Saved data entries
....
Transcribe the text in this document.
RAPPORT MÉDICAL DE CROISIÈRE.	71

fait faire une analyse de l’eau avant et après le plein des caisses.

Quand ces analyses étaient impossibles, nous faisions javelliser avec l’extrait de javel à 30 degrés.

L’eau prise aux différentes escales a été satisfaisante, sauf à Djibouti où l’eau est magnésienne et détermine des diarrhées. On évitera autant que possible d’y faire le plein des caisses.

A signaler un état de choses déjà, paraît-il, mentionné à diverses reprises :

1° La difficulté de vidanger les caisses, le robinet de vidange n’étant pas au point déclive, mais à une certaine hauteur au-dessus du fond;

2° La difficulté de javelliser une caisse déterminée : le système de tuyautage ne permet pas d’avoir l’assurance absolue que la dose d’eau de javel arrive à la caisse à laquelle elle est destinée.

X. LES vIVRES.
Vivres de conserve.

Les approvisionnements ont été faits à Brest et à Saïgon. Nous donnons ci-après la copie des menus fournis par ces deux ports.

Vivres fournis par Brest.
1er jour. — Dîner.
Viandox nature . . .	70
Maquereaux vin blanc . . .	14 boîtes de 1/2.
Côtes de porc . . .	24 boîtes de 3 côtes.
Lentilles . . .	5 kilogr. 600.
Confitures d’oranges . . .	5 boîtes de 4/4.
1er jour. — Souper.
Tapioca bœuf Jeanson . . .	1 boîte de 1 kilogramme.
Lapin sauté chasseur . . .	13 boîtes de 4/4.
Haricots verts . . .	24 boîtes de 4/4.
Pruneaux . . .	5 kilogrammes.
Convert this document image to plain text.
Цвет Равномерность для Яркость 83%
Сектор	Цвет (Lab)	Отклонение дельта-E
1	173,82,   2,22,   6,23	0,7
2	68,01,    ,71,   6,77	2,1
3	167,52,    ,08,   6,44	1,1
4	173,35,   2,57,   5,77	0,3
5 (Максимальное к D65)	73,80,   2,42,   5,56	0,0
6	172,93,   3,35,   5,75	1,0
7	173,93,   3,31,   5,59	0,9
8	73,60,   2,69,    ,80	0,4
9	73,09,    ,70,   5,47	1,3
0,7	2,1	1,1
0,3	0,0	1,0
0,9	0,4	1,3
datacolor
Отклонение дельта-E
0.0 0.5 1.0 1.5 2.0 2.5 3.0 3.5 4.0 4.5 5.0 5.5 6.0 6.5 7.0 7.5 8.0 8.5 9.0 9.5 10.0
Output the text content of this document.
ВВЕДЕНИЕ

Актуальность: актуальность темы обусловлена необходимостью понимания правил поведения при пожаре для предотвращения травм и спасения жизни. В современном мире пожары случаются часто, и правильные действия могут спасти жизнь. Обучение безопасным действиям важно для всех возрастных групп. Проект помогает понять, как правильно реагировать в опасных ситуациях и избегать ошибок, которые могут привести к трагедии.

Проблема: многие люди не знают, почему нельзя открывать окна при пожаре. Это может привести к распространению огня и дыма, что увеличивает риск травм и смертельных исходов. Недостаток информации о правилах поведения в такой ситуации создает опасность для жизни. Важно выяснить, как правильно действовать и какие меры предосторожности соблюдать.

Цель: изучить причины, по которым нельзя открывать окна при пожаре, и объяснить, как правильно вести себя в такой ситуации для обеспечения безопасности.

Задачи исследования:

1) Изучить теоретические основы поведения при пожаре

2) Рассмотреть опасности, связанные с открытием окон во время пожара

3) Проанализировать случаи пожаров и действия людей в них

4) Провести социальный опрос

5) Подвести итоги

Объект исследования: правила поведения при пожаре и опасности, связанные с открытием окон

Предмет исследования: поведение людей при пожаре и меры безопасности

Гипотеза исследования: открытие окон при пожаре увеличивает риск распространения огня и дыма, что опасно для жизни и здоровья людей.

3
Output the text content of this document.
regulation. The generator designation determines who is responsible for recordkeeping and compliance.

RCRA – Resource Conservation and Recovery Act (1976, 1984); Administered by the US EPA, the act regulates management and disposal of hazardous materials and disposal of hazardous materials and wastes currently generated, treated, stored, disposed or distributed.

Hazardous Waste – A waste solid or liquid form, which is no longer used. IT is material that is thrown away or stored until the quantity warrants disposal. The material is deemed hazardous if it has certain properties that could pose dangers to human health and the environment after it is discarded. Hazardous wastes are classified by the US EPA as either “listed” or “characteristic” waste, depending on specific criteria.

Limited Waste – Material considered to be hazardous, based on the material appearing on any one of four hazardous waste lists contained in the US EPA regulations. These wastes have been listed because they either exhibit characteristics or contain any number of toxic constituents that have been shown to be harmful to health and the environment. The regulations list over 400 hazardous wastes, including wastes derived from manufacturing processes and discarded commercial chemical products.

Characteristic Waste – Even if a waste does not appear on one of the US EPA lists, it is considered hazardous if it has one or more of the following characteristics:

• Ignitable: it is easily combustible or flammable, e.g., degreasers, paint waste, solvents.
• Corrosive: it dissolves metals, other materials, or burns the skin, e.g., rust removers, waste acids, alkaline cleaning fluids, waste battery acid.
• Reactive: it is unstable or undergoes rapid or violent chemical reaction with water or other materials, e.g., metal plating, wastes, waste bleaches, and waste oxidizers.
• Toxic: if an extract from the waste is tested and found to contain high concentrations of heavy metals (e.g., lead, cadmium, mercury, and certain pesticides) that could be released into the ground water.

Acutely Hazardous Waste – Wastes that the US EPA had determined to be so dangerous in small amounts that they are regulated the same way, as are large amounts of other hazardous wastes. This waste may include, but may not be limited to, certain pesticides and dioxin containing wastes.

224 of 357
....
- Task instructions: Give the number of lines above in which the word "поведения" occurs, with nothing else.

- The completed task: 4